DATA FOR THIS TASK:

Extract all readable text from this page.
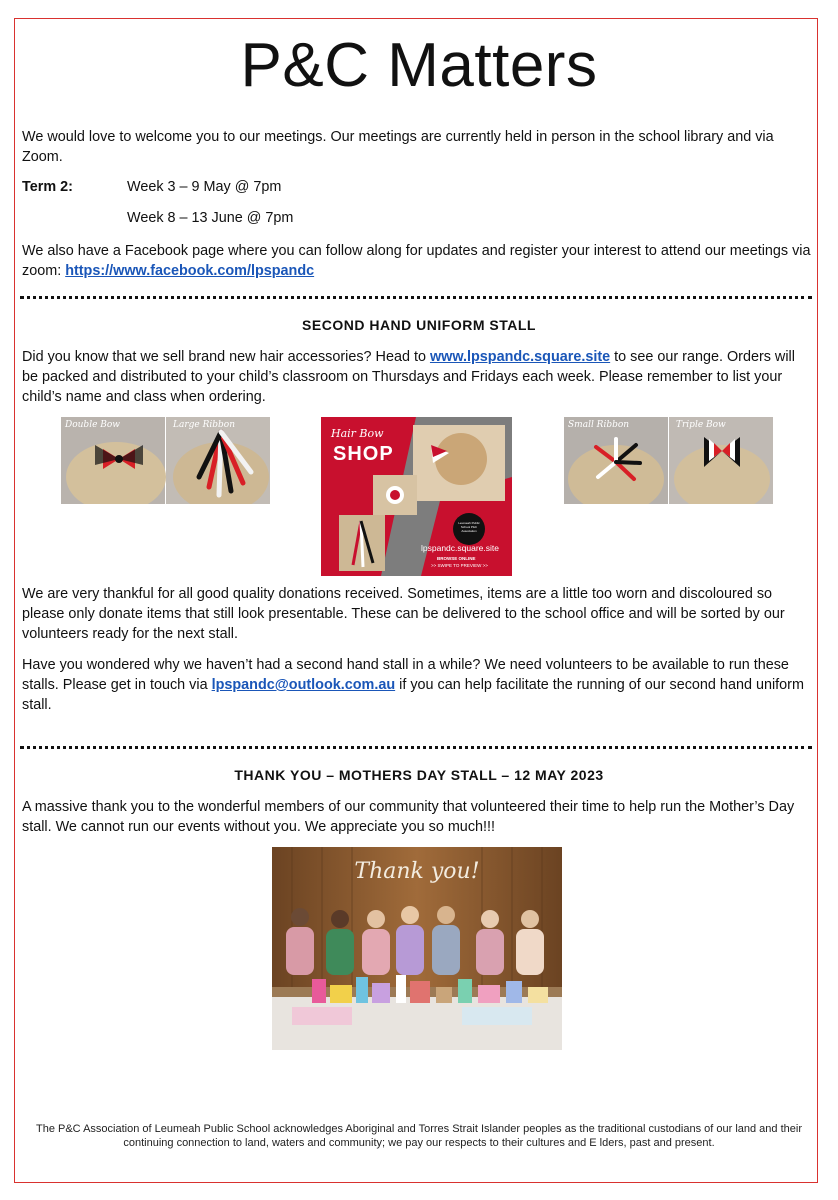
P&C Matters

We would love to welcome you to our meetings. Our meetings are currently held in person in the school library and via Zoom.

Term 2:	Week 3 – 9 May @ 7pm
Week 8 – 13 June @ 7pm

We also have a Facebook page where you can follow along for updates and register your interest to attend our meetings via zoom: https://www.facebook.com/lpspandc

SECOND HAND UNIFORM STALL

Did you know that we sell brand new hair accessories? Head to www.lpspandc.square.site to see our range. Orders will be packed and distributed to your child’s classroom on Thursdays and Fridays each week. Please remember to list your child’s name and class when ordering.

Double Bow	Large Ribbon
Hair Bow
SHOP
Leumeah Public School P&C Association
lpspandc.square.site
BROWSE ONLINE
>> SWIPE TO PREVIEW >>
Small Ribbon	Triple Bow

We are very thankful for all good quality donations received. Sometimes, items are a little too worn and discoloured so please only donate items that still look presentable. These can be delivered to the school office and will be sorted by our volunteers ready for the next stall.

Have you wondered why we haven’t had a second hand stall in a while? We need volunteers to be available to run these stalls. Please get in touch via lpspandc@outlook.com.au if you can help facilitate the running of our second hand uniform stall.

THANK YOU – MOTHERS DAY STALL – 12 MAY 2023

A massive thank you to the wonderful members of our community that volunteered their time to help run the Mother’s Day stall. We cannot run our events without you. We appreciate you so much!!!

Thank you!
The P&C Association of Leumeah Public School acknowledges Aboriginal and Torres Strait Islander peoples as the traditional custodians of our land and their continuing connection to land, waters and community; we pay our respects to their cultures and E lders, past and present.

TASK DESCRIPTION: Without including the pictures, reproduce all entries exactly.

ANSWER TO THE EXERCISE:
Extract all readable text from this page.
P&C Matters

We would love to welcome you to our meetings. Our meetings are currently held in person in the school library and via Zoom.

Term 2:	Week 3 – 9 May @ 7pm
Week 8 – 13 June @ 7pm

We also have a Facebook page where you can follow along for updates and register your interest to attend our meetings via zoom: https://www.facebook.com/lpspandc

SECOND HAND UNIFORM STALL

Did you know that we sell brand new hair accessories? Head to www.lpspandc.square.site to see our range. Orders will be packed and distributed to your child’s classroom on Thursdays and Fridays each week. Please remember to list your child’s name and class when ordering.

Double Bow	Large Ribbon
Hair Bow
SHOP
Leumeah Public School P&C Association
lpspandc.square.site
BROWSE ONLINE
>> SWIPE TO PREVIEW >>
Small Ribbon	Triple Bow

We are very thankful for all good quality donations received. Sometimes, items are a little too worn and discoloured so please only donate items that still look presentable. These can be delivered to the school office and will be sorted by our volunteers ready for the next stall.

Have you wondered why we haven’t had a second hand stall in a while? We need volunteers to be available to run these stalls. Please get in touch via lpspandc@outlook.com.au if you can help facilitate the running of our second hand uniform stall.

THANK YOU – MOTHERS DAY STALL – 12 MAY 2023

A massive thank you to the wonderful members of our community that volunteered their time to help run the Mother’s Day stall. We cannot run our events without you. We appreciate you so much!!!

Thank you!
The P&C Association of Leumeah Public School acknowledges Aboriginal and Torres Strait Islander peoples as the traditional custodians of our land and their continuing connection to land, waters and community; we pay our respects to their cultures and E lders, past and present.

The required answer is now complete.